» REQUEST: Your answer should be only a number: how many lines include the word "JSON".

## start INFORMATION SHOWN

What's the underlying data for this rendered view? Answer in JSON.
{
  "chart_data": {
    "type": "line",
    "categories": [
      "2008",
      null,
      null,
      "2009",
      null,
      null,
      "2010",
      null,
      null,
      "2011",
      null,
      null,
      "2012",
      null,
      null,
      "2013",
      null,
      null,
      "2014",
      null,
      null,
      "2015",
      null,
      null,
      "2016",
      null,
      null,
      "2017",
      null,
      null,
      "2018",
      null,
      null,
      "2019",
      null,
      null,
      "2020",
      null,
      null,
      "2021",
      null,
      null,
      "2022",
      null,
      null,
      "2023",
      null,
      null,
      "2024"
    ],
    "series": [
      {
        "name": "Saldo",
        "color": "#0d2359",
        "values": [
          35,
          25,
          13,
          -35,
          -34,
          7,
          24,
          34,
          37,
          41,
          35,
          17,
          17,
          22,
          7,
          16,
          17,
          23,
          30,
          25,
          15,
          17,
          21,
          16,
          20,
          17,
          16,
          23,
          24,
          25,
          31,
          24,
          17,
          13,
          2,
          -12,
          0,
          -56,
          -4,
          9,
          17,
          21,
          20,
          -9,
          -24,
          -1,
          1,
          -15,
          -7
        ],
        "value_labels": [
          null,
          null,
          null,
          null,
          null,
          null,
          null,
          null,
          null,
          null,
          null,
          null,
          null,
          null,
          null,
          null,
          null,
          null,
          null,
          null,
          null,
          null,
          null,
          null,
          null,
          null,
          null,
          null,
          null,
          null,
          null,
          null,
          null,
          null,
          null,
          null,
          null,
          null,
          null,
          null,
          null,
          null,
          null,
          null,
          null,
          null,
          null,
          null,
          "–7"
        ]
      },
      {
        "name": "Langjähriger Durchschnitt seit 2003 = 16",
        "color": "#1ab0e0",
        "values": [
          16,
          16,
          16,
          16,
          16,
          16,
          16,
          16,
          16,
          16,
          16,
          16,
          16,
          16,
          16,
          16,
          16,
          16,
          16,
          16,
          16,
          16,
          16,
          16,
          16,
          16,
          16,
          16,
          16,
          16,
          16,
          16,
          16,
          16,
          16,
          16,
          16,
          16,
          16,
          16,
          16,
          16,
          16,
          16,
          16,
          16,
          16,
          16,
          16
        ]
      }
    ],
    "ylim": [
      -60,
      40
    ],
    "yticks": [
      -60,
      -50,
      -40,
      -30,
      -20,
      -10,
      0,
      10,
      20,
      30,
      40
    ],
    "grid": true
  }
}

## end INFORMATION SHOWN
## start INFORMATION SHOWN

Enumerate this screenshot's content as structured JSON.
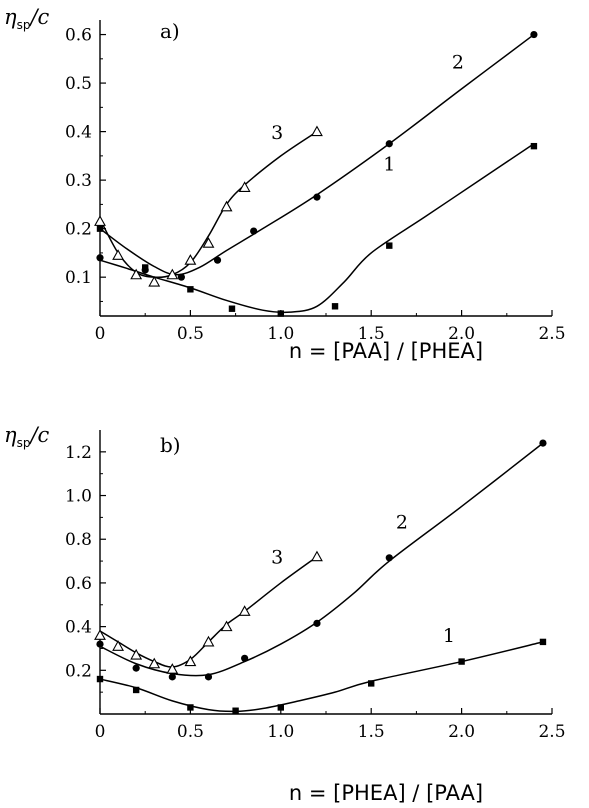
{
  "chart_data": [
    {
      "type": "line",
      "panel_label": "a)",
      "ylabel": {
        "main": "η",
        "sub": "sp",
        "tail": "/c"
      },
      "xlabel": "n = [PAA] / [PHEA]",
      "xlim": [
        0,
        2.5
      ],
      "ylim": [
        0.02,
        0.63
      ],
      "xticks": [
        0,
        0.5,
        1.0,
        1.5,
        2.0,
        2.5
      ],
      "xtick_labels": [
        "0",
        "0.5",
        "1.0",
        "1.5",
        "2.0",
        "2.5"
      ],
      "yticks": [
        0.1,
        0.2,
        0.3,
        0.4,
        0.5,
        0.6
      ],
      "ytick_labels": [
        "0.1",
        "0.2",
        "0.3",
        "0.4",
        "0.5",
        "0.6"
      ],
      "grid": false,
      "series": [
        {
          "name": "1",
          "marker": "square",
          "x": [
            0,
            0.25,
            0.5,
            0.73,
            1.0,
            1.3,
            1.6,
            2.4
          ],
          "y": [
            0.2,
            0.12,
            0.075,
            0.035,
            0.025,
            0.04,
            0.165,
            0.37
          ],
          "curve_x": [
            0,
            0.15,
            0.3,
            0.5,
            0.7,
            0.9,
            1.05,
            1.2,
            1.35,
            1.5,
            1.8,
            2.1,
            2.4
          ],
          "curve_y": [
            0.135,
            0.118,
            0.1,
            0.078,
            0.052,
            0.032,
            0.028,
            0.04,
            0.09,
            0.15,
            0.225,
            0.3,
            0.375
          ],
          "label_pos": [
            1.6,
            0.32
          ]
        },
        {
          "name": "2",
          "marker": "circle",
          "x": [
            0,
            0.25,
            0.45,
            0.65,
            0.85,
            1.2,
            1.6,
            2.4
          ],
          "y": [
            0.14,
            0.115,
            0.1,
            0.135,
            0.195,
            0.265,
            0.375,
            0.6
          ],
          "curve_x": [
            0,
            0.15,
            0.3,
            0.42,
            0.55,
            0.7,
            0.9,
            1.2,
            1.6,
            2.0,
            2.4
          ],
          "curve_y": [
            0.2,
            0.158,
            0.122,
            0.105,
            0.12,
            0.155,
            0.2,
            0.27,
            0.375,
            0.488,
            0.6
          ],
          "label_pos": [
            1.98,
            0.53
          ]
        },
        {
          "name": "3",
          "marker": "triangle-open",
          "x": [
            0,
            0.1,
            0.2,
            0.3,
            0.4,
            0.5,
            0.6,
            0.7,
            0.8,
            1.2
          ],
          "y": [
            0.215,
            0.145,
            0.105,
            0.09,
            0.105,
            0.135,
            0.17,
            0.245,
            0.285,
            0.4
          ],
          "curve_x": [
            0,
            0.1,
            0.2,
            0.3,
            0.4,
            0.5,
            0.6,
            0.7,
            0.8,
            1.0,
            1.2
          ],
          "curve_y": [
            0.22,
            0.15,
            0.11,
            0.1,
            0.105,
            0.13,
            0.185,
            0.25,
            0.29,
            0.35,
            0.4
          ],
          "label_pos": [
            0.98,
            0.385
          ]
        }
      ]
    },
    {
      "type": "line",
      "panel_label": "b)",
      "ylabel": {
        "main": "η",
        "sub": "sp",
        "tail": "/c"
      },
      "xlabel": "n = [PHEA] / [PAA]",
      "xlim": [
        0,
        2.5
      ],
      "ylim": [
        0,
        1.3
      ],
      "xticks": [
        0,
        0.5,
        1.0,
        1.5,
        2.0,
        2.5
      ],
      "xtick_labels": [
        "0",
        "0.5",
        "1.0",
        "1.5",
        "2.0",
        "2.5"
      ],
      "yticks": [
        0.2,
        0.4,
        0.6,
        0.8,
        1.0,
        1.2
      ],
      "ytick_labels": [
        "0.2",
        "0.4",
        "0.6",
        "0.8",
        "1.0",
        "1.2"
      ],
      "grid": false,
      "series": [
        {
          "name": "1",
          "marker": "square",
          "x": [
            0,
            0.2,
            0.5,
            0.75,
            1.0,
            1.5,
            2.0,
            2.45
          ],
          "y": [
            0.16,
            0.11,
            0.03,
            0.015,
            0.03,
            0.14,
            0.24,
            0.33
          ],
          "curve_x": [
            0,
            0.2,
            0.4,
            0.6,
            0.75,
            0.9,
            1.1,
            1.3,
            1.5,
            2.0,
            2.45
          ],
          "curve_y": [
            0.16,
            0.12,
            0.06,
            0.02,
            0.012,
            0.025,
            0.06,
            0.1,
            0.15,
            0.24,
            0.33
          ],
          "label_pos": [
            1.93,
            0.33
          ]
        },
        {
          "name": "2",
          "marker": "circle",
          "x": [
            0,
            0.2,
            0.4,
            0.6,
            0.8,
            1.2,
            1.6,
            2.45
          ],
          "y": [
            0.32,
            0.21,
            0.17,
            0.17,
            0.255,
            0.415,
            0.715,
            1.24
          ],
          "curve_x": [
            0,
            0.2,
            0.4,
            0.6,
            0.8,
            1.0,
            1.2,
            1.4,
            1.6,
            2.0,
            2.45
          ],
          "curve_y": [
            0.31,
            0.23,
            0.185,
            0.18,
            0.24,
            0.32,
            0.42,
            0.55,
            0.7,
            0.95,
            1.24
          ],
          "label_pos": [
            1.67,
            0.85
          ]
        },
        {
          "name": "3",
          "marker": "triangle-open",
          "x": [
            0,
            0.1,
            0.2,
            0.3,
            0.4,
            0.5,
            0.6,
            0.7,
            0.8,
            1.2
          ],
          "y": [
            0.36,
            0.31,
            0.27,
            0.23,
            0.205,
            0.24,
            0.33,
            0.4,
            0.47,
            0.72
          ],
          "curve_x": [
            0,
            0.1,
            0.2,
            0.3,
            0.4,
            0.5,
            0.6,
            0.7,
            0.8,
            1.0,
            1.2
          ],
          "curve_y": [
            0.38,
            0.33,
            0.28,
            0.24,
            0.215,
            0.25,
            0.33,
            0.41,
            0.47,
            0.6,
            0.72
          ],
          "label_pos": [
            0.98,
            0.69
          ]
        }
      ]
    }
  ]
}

## end INFORMATION SHOWN

» THE RESULT: 2